*** Opening of SUPPLIED MATERIAL ***
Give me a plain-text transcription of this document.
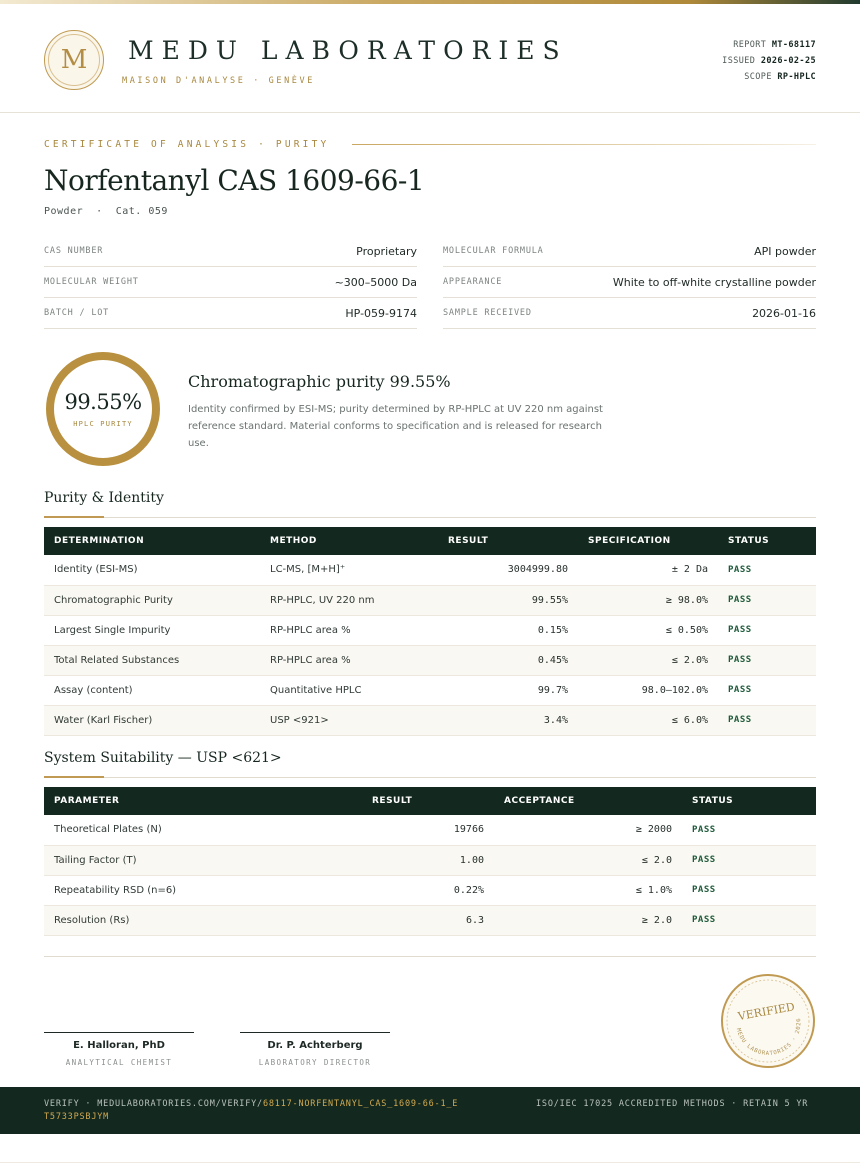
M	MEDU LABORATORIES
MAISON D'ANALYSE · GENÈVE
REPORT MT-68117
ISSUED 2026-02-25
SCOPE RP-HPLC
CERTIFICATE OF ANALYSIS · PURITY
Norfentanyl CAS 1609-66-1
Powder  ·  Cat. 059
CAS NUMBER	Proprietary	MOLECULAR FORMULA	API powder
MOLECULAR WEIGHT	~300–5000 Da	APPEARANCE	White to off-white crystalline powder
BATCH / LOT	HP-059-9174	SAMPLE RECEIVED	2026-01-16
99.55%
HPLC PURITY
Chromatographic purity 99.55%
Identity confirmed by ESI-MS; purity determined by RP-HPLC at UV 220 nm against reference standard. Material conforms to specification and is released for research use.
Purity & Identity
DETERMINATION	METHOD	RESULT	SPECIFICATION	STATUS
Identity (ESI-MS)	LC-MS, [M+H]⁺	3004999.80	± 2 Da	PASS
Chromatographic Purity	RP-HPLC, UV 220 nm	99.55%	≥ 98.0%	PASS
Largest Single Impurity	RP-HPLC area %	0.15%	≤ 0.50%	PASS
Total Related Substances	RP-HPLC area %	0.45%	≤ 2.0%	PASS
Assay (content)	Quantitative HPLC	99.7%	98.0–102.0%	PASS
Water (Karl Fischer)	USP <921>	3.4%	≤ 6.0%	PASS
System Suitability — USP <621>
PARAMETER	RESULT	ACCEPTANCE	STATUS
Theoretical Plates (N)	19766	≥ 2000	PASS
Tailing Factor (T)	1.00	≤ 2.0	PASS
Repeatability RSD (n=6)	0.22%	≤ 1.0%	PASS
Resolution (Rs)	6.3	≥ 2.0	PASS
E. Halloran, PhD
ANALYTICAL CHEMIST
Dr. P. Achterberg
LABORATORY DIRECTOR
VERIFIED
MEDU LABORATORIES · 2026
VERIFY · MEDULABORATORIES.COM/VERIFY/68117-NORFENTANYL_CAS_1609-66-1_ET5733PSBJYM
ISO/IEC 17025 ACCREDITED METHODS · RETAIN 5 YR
*** Close of SUPPLIED MATERIAL ***
*** Opening of SUPPLIED MATERIAL ***
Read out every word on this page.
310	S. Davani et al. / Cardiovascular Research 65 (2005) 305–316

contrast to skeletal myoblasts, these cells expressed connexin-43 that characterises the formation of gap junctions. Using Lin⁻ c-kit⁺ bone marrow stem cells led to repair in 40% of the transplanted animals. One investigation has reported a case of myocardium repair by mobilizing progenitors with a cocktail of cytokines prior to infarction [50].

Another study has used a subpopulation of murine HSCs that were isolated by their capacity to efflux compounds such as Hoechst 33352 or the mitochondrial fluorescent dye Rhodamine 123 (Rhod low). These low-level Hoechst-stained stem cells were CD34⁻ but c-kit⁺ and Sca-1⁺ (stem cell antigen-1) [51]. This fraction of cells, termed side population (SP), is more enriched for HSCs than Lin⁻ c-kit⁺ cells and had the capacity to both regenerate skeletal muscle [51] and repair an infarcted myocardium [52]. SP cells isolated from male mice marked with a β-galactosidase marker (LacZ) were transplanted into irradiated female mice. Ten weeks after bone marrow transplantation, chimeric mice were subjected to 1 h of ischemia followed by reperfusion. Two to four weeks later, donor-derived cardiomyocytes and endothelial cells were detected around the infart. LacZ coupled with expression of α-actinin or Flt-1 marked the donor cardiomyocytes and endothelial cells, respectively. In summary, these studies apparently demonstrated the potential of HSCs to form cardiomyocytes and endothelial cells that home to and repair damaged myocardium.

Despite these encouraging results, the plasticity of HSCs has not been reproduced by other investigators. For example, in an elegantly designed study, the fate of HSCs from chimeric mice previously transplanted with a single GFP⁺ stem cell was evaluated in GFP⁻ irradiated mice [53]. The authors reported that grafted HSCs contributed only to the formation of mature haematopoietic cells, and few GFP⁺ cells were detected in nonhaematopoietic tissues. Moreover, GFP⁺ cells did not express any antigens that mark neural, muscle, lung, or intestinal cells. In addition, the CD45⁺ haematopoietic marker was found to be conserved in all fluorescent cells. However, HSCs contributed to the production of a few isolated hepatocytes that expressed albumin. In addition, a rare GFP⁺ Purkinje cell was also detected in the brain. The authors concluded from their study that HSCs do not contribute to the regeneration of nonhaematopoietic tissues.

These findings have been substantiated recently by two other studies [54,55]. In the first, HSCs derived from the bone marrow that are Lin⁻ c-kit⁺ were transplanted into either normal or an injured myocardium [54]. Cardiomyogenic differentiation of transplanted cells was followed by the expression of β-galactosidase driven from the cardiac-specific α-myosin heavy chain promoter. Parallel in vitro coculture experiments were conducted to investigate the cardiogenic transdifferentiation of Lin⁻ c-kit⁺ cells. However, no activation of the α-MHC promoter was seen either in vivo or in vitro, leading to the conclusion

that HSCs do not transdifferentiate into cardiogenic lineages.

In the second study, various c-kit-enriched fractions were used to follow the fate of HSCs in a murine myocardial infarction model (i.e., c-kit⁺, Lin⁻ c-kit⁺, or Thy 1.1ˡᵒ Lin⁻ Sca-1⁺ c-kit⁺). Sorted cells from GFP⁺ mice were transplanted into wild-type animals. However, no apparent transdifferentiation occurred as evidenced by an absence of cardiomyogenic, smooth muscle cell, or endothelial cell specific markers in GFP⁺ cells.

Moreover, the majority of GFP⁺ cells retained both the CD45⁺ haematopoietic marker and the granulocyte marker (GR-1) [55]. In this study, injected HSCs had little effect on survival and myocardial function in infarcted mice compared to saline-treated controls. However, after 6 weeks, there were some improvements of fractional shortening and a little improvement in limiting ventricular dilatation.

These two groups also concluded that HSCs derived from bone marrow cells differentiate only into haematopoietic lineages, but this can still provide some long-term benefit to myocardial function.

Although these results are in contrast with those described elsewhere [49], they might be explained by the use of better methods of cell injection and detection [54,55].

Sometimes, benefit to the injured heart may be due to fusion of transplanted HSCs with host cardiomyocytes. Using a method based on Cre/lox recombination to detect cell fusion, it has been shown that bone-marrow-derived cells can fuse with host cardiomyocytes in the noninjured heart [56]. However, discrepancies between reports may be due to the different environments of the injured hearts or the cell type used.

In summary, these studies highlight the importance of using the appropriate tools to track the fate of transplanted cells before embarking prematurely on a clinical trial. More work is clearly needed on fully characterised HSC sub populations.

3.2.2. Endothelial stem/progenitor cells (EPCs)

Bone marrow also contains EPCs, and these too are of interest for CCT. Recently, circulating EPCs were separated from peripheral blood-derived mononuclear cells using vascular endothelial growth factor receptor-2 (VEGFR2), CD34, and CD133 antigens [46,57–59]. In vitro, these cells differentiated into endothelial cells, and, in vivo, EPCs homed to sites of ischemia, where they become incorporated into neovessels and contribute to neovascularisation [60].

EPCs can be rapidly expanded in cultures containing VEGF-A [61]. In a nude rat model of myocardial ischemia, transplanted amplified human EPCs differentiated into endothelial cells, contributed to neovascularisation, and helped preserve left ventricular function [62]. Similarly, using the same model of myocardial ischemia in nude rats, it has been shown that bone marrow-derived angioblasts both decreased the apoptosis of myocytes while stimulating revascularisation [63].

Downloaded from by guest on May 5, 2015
*** Close of SUPPLIED MATERIAL ***
*** Opening of SUPPLIED MATERIAL ***
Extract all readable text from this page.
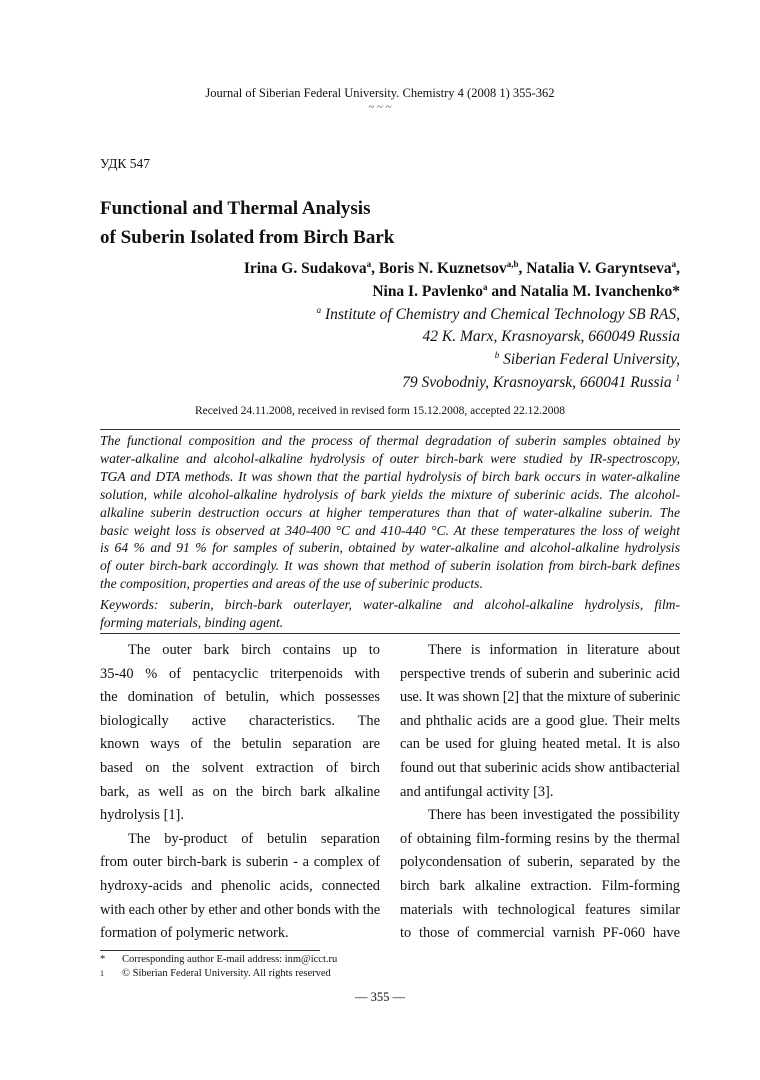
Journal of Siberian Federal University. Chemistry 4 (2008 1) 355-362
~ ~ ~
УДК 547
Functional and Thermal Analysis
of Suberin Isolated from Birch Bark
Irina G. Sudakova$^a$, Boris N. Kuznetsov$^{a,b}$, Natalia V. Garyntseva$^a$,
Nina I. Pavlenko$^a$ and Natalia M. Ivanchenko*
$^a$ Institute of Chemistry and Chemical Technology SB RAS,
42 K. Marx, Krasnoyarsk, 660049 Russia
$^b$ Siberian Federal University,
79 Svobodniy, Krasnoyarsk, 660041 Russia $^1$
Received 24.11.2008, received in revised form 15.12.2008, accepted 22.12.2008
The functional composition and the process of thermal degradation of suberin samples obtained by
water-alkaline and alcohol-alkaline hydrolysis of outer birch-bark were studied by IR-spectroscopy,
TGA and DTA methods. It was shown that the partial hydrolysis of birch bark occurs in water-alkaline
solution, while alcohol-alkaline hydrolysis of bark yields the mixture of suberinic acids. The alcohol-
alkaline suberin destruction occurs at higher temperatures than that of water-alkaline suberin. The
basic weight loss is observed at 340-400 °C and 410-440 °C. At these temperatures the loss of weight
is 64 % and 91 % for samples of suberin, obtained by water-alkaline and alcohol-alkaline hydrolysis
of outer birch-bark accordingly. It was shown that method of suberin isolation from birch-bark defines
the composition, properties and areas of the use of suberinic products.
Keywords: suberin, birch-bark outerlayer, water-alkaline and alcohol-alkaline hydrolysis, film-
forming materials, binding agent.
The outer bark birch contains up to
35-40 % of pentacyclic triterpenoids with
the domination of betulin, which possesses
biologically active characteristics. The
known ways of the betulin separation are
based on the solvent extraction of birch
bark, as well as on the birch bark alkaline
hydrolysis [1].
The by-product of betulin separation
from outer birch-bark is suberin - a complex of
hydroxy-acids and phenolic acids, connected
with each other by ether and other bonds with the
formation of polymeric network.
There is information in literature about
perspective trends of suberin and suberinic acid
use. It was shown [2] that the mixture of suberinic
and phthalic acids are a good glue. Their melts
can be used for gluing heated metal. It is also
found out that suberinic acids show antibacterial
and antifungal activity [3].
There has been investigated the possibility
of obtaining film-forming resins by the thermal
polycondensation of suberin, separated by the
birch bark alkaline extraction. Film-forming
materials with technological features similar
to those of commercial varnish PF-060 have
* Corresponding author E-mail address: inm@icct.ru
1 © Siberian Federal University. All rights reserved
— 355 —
*** Close of SUPPLIED MATERIAL ***
§ **WORK INSTRUCTION**
What lines of the material above contain "composition"? Return each of them.

§ **TASK RESPONSE**
The functional composition and the process of thermal degradation of suberin samples obtained by
the composition, properties and areas of the use of suberinic products.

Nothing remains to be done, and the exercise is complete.